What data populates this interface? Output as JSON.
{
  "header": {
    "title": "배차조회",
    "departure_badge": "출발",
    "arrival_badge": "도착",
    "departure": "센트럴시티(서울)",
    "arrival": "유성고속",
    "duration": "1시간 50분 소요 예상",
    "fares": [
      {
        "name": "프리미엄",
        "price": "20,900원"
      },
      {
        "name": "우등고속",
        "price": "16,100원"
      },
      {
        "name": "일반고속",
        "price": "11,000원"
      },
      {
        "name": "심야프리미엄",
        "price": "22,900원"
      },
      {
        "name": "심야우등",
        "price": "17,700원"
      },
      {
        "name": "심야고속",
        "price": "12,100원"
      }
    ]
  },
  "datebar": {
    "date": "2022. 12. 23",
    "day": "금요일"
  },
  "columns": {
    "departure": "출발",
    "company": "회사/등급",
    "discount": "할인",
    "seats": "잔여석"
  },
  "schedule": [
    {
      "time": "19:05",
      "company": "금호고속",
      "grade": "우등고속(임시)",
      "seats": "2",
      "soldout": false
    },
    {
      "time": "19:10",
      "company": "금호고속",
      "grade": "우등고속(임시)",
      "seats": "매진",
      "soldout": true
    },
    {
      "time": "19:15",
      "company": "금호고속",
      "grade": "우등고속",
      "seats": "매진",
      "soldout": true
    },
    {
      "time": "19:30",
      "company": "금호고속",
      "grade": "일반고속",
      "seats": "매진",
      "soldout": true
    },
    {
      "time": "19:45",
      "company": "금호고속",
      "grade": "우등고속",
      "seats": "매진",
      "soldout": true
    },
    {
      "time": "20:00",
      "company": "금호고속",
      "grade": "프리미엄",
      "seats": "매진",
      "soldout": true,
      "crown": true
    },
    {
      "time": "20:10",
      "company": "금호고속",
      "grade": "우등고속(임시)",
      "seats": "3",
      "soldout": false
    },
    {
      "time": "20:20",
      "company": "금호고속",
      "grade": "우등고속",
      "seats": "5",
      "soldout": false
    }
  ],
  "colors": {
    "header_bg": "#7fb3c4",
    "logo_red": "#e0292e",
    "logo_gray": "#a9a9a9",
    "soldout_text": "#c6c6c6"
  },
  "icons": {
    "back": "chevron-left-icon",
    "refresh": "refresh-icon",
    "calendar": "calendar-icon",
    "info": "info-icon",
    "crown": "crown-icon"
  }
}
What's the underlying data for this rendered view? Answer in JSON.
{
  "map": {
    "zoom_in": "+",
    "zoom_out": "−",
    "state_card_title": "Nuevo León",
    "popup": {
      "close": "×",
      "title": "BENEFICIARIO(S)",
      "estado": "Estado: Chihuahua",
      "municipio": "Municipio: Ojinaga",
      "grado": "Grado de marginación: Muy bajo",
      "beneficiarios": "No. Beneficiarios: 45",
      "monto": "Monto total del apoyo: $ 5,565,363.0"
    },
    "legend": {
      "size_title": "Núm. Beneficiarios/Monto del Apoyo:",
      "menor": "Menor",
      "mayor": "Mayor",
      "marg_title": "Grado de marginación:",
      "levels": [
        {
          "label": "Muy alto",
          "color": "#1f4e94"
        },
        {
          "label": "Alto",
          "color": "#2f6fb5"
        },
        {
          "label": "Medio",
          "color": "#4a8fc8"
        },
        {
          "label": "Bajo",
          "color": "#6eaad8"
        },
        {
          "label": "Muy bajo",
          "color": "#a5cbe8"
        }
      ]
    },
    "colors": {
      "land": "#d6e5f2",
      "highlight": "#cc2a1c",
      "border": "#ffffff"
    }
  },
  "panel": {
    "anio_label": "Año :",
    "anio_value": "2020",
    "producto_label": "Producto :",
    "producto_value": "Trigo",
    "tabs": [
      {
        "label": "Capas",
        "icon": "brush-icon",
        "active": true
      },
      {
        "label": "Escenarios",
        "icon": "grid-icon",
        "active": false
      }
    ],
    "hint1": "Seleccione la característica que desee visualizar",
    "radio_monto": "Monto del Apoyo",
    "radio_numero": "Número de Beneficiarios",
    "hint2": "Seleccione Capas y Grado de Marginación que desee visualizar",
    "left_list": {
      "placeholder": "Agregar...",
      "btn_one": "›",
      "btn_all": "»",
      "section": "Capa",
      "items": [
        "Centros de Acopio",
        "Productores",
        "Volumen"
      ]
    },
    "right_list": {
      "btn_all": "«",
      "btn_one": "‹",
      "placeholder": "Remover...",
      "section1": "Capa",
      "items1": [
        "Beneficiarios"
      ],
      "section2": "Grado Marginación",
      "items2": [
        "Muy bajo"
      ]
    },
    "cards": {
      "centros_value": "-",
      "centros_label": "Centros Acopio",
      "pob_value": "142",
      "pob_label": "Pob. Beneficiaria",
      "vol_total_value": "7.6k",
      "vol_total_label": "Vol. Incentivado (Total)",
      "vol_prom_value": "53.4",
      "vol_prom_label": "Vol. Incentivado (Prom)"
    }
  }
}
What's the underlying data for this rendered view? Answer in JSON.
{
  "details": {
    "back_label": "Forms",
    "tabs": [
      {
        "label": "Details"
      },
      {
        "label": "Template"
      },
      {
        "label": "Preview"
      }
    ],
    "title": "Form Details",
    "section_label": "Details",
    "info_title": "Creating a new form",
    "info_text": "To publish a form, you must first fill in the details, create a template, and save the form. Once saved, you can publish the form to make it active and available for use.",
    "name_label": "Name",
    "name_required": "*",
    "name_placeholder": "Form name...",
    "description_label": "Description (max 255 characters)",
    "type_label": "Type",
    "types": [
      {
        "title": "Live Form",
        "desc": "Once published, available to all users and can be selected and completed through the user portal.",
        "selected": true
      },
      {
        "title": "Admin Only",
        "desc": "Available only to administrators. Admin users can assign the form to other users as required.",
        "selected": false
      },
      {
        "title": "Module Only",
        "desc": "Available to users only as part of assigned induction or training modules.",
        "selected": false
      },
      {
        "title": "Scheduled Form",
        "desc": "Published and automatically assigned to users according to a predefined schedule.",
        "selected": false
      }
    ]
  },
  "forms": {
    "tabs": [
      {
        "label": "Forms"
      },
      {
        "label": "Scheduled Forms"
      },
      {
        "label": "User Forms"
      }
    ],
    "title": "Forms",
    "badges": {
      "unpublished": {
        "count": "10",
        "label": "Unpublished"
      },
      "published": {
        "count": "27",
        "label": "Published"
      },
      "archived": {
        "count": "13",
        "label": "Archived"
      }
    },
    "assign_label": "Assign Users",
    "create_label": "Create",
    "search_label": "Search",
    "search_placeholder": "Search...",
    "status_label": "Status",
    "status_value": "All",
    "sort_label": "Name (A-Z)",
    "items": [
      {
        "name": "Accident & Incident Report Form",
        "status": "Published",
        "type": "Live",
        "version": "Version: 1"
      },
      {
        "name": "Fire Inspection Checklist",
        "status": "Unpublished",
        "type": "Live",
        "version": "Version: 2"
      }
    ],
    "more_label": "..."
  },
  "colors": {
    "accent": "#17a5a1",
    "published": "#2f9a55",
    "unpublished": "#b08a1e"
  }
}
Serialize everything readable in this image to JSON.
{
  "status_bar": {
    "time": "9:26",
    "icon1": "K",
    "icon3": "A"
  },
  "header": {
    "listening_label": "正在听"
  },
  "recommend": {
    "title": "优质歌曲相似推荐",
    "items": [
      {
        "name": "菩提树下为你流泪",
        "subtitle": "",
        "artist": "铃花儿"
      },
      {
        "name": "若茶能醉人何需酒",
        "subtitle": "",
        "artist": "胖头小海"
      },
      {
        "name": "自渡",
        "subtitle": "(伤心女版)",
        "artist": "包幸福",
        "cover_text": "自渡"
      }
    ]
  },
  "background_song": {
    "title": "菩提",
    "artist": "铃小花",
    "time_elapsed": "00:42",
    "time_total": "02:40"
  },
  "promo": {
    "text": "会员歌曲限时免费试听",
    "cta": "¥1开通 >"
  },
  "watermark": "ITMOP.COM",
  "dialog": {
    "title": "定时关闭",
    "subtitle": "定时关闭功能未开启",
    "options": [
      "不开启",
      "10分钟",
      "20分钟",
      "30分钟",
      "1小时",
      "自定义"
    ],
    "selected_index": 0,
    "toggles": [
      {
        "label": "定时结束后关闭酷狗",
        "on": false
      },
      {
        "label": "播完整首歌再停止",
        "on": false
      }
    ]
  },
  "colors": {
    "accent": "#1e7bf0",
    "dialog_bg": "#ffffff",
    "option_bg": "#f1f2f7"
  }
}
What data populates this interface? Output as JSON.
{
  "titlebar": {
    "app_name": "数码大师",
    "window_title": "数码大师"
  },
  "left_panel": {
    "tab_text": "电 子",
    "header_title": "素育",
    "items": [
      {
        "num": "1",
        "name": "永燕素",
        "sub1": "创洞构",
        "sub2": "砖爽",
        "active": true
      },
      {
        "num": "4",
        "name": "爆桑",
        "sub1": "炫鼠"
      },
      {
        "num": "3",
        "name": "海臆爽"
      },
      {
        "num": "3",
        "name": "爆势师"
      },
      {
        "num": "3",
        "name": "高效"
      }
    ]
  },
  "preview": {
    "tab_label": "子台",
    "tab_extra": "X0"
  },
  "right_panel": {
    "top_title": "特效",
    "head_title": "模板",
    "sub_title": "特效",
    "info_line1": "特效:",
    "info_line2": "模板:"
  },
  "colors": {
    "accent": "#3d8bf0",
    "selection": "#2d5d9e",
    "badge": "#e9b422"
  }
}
┄┄┄┄┄┄┄┄┄┄
PROBLEM: Collect every line above that contains the word "Grado".

WRITTEN SOLUTION:
      "grado": "Grado de marginación: Muy bajo",
      "marg_title": "Grado de marginación:",
    "hint2": "Seleccione Capas y Grado de Marginación que desee visualizar",
      "section2": "Grado Marginación",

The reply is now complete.